• [Data listing]
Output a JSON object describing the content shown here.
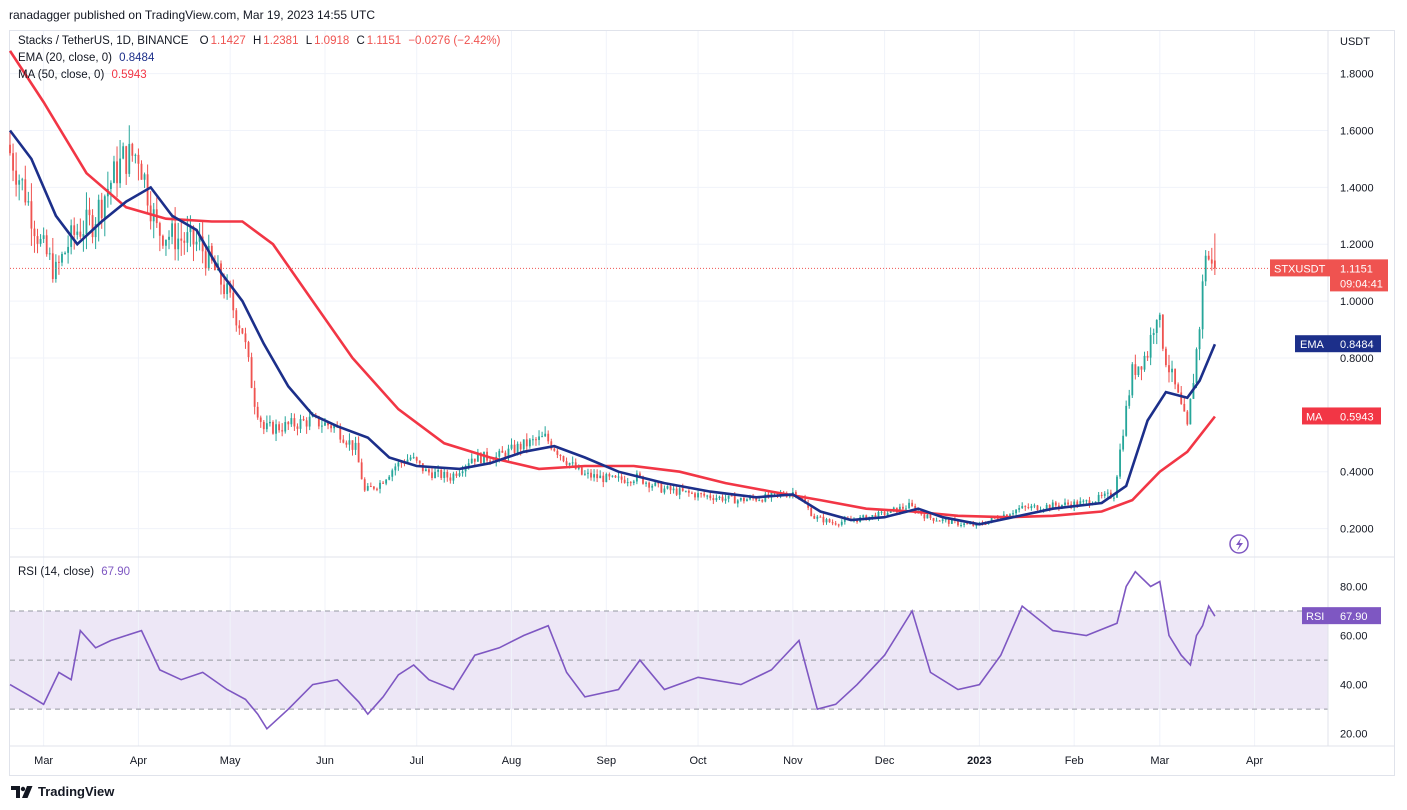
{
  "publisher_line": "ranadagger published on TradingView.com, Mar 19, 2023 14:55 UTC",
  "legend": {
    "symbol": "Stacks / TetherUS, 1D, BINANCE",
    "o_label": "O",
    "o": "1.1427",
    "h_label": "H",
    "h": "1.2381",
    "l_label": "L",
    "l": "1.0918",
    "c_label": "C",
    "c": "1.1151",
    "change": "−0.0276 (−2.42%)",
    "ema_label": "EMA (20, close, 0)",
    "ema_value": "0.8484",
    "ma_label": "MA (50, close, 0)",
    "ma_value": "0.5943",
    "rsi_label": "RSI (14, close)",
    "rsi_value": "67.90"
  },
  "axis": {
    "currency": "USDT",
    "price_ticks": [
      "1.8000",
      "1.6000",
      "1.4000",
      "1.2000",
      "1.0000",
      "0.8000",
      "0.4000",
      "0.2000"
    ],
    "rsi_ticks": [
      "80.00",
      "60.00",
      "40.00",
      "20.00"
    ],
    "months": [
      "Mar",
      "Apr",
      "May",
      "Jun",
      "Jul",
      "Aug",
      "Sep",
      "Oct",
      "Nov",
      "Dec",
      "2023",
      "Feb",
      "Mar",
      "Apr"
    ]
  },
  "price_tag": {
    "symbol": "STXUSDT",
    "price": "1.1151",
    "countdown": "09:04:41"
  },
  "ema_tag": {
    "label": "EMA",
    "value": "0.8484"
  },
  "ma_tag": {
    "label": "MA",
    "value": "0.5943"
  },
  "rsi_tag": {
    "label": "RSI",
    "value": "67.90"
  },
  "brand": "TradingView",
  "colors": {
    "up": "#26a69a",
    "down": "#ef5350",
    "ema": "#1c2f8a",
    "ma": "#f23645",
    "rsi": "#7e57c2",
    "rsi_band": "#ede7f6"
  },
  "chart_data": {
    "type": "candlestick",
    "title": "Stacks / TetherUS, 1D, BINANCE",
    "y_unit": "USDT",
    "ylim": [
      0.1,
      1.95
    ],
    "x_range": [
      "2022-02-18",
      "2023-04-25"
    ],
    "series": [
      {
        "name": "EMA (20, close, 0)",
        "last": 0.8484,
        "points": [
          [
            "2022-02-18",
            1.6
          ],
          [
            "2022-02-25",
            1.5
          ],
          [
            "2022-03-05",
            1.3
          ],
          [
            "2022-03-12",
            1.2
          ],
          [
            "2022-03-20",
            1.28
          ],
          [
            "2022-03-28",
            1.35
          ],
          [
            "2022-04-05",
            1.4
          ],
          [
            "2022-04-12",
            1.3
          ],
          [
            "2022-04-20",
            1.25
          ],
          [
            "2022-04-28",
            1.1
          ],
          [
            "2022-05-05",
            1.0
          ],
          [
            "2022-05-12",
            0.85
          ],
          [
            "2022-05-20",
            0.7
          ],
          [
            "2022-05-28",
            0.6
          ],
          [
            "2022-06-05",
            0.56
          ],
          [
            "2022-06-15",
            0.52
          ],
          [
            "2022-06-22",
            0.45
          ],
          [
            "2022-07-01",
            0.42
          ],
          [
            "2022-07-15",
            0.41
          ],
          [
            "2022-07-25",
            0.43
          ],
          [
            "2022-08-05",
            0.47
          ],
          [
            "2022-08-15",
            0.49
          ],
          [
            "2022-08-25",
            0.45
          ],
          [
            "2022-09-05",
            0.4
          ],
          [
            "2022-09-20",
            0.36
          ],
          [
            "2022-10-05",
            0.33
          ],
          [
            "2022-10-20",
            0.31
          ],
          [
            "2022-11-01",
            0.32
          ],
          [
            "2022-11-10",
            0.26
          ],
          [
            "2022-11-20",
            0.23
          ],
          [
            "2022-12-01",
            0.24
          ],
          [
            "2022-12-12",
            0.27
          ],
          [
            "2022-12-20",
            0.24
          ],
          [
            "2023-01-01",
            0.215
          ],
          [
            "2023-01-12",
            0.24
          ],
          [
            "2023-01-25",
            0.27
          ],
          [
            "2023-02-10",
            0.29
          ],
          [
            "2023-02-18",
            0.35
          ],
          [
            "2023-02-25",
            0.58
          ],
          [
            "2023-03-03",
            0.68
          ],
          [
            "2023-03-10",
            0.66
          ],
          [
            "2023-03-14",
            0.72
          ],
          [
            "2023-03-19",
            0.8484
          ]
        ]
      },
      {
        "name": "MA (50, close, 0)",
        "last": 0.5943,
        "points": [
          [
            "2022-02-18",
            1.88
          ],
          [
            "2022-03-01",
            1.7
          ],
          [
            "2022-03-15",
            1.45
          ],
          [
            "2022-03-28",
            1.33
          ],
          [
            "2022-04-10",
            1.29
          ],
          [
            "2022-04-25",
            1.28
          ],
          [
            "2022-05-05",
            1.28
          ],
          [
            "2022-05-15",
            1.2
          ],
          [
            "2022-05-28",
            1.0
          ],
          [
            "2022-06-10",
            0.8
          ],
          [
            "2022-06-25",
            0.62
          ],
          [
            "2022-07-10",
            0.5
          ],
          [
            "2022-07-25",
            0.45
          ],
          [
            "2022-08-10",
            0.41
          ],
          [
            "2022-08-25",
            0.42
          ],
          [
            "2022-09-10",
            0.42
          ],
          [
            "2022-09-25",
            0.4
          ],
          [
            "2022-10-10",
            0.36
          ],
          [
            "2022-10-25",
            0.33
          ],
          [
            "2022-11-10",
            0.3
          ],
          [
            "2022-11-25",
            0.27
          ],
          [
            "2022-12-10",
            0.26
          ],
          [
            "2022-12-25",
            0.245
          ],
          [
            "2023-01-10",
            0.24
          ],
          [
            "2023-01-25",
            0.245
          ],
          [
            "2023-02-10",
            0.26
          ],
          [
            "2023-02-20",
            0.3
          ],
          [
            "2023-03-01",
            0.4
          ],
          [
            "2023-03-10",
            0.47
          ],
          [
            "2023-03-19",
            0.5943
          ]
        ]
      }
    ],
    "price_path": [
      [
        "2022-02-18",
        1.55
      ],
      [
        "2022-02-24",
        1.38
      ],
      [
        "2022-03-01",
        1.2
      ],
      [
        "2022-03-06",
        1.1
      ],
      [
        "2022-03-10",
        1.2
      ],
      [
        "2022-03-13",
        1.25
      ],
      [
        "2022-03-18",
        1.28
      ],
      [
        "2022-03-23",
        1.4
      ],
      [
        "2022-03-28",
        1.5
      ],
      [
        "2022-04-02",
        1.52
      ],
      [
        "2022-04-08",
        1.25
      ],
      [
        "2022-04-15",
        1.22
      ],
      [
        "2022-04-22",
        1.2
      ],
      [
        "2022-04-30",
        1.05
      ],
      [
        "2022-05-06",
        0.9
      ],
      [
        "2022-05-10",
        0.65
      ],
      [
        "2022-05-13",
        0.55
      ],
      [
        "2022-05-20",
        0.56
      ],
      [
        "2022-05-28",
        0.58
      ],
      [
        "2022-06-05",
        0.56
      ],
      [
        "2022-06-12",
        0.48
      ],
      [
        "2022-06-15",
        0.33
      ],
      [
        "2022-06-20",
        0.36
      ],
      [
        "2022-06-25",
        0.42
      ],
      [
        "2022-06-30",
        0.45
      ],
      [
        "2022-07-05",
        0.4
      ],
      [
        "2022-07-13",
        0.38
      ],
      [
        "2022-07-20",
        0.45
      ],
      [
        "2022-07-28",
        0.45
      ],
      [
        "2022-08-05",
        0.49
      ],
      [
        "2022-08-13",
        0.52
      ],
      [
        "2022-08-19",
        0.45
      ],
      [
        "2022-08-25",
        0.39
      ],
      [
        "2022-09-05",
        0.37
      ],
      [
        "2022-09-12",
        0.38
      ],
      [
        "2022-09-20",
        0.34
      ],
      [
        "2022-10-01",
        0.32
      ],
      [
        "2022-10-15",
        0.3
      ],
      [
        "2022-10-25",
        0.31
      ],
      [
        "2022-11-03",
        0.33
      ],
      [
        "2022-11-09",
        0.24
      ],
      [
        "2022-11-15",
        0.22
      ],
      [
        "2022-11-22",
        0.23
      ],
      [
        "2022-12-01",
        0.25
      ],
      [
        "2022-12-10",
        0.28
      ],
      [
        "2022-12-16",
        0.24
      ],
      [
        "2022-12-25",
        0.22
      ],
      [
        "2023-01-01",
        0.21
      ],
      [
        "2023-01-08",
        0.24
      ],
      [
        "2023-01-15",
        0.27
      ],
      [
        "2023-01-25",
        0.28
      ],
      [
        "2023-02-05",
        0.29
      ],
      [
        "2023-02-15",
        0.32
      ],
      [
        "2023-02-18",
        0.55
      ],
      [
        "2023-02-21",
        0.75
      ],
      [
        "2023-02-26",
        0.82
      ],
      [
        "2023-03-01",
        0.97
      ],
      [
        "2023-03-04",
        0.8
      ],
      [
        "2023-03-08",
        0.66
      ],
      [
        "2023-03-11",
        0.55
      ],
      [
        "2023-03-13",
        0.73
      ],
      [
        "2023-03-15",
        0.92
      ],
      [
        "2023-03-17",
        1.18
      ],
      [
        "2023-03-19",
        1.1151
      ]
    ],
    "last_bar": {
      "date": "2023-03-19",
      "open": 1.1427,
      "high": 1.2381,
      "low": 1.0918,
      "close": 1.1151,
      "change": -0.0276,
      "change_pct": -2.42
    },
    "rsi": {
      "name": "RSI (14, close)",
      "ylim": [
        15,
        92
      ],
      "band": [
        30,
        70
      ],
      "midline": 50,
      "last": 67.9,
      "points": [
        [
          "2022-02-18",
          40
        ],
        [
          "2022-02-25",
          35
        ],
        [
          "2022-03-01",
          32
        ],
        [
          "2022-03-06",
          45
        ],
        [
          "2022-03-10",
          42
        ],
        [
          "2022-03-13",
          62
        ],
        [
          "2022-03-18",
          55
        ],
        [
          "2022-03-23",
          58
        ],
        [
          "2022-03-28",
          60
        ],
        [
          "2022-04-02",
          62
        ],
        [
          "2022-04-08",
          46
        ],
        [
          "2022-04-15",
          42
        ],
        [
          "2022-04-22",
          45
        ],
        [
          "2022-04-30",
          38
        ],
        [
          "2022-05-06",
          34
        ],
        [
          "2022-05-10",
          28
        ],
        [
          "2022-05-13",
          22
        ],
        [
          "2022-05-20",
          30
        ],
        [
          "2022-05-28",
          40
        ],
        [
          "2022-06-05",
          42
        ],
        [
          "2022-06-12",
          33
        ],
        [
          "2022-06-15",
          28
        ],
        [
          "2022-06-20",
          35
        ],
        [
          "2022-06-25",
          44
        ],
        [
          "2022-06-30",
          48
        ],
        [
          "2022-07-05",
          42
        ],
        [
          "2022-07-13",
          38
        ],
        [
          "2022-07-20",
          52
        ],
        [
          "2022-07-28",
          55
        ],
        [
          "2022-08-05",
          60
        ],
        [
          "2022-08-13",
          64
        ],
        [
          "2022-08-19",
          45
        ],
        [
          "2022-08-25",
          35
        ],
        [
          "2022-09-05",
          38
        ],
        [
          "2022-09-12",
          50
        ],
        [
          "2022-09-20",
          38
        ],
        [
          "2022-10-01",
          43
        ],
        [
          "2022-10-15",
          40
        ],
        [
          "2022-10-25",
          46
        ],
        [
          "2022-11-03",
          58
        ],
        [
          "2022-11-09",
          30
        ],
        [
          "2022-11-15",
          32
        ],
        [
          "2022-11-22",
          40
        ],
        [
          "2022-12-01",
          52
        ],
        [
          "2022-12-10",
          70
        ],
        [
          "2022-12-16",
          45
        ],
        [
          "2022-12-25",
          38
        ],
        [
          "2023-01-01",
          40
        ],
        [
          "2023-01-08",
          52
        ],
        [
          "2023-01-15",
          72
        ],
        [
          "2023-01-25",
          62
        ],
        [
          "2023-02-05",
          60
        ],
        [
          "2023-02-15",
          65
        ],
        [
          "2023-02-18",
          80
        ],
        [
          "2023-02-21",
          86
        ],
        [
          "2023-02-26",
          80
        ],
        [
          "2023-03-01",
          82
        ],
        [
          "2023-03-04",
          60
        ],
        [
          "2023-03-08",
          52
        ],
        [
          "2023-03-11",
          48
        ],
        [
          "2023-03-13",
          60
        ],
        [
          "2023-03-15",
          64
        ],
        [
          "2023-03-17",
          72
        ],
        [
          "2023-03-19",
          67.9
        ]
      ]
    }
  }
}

• [Given exercise] Gather from the data above every line with the string "TradingView".

• [Answer to the exercise]
  "publisher_line": "ranadagger published on TradingView.com, Mar 19, 2023 14:55 UTC",
  "brand": "TradingView",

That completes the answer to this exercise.